Task prompt:
Extract the entries in their exact form.

(Dataset rows)

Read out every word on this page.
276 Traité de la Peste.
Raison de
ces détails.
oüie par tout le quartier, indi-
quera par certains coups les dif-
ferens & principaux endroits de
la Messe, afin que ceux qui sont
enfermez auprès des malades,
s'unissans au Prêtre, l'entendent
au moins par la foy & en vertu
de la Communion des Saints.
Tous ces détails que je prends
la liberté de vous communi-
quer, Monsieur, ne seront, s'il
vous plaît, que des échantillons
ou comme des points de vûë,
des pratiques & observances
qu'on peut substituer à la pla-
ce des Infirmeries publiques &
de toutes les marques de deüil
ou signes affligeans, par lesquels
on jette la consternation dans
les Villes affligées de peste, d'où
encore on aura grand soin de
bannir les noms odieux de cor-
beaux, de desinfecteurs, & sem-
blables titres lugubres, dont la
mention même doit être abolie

Exercise response:
Read out every word on this page.
276 Traité de la Peste.
Raison de
ces détails.
oüie par tout le quartier, indi-
quera par certains coups les dif-
ferens & principaux endroits de
la Messe, afin que ceux qui sont
enfermez auprès des malades,
s'unissans au Prêtre, l'entendent
au moins par la foy & en vertu
de la Communion des Saints.
Tous ces détails que je prends
la liberté de vous communi-
quer, Monsieur, ne seront, s'il
vous plaît, que des échantillons
ou comme des points de vûë,
des pratiques & observances
qu'on peut substituer à la pla-
ce des Infirmeries publiques &
de toutes les marques de deüil
ou signes affligeans, par lesquels
on jette la consternation dans
les Villes affligées de peste, d'où
encore on aura grand soin de
bannir les noms odieux de cor-
beaux, de desinfecteurs, & sem-
blables titres lugubres, dont la
mention même doit être abolie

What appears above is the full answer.